--- begin GIVEN ENTRIES ---
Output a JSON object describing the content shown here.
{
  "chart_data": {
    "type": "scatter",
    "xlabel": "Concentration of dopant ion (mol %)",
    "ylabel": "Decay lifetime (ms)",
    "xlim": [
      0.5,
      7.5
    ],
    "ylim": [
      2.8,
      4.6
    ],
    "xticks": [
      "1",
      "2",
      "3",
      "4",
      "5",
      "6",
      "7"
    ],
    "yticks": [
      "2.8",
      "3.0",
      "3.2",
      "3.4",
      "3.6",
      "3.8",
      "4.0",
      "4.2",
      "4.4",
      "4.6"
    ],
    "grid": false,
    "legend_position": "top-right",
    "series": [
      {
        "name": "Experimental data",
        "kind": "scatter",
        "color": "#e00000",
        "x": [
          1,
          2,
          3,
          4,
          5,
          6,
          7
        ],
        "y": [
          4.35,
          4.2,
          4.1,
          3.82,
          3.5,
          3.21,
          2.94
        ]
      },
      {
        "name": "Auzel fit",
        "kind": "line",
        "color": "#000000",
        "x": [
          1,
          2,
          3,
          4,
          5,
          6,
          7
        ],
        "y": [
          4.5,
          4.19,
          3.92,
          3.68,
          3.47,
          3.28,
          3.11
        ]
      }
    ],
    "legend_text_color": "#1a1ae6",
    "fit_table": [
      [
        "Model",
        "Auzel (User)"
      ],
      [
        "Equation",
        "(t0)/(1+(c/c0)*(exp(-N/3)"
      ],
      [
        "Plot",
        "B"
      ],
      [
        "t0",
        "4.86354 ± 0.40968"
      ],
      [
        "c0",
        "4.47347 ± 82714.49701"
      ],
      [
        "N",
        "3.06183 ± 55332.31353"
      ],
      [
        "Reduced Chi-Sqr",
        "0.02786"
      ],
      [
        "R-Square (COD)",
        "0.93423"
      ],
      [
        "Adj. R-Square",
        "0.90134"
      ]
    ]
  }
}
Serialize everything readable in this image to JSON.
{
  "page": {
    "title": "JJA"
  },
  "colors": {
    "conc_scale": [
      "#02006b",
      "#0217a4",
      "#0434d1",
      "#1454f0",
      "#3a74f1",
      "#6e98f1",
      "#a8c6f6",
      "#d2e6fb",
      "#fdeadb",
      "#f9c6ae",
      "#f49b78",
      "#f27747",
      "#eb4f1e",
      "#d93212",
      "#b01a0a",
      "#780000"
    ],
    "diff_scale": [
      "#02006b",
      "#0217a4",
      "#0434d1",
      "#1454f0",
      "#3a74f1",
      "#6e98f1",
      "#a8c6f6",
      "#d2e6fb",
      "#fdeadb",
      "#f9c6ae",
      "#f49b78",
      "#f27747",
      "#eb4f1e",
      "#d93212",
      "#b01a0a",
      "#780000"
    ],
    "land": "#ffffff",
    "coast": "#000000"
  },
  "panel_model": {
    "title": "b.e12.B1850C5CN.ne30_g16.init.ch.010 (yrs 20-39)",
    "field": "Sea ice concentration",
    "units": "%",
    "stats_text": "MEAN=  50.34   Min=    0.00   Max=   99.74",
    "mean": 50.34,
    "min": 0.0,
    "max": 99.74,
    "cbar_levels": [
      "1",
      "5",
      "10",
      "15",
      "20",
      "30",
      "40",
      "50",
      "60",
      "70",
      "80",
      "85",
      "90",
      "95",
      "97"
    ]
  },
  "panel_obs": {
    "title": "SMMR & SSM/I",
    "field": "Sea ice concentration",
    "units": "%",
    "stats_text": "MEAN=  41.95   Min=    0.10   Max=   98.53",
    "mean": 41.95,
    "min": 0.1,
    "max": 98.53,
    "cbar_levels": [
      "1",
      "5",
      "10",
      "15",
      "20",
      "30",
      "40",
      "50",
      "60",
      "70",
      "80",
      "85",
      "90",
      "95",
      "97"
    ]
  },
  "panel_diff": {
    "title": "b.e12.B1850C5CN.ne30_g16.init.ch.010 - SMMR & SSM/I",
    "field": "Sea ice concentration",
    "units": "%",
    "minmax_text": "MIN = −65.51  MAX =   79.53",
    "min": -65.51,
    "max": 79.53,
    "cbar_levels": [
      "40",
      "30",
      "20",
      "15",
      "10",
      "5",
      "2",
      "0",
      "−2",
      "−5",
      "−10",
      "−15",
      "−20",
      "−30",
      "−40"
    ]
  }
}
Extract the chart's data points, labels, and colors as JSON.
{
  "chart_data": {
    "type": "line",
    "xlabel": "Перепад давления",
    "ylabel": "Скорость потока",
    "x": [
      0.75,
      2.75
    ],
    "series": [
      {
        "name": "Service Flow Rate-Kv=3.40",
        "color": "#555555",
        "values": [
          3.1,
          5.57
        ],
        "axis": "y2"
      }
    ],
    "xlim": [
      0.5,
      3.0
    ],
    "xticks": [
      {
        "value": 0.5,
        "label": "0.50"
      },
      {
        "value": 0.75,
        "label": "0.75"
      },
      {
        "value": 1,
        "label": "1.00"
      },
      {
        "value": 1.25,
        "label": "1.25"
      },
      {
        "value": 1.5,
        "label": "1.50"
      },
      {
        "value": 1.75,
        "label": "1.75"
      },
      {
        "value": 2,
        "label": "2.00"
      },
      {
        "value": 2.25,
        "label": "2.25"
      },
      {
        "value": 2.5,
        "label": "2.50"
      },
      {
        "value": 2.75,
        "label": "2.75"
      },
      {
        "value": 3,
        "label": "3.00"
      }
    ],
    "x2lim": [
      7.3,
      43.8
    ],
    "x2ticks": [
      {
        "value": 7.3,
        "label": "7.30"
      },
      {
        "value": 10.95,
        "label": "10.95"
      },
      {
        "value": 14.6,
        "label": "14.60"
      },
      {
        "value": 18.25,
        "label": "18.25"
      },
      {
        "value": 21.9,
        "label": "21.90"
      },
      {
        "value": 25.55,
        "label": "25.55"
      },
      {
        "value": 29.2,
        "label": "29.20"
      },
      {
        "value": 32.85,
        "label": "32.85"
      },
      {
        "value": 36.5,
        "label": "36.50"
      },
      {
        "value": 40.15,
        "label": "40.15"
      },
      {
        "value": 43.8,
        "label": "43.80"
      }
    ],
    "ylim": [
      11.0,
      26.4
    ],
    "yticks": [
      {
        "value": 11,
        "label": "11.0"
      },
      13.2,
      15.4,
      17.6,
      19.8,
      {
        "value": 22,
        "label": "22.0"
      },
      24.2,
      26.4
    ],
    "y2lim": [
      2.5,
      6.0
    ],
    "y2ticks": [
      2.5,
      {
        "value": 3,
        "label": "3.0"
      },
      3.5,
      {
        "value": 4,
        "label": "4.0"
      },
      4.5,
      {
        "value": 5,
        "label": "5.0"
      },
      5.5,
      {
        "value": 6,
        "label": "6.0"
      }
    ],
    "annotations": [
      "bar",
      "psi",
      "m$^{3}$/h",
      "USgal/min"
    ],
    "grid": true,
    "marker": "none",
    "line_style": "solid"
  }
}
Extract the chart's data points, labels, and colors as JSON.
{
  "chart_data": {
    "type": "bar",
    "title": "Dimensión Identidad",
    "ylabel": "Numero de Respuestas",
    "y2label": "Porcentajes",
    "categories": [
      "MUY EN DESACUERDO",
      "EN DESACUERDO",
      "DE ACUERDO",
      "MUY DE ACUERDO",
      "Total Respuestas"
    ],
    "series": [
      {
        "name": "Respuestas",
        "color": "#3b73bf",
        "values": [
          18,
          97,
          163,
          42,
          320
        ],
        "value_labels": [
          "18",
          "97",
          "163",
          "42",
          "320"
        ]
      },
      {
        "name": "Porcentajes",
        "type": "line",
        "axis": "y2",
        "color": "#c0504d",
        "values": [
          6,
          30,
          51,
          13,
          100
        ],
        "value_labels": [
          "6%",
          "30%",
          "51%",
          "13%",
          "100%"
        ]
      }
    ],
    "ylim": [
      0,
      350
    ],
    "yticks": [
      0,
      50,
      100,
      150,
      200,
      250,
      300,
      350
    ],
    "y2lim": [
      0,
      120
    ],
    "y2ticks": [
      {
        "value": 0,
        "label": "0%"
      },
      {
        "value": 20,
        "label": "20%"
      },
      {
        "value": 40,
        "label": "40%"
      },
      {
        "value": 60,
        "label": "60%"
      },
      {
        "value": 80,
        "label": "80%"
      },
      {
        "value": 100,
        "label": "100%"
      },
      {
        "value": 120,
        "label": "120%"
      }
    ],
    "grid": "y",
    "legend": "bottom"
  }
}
--- end GIVEN ENTRIES ---
- YOUR OBJECTIVE -
Identify each line of the material where the word "ylabel" shows up, and copy it.

- REPLY TO THE EXERCISE -
    "ylabel": "Decay lifetime (ms)",
    "ylabel": "Скорость потока",
    "ylabel": "Numero de Respuestas",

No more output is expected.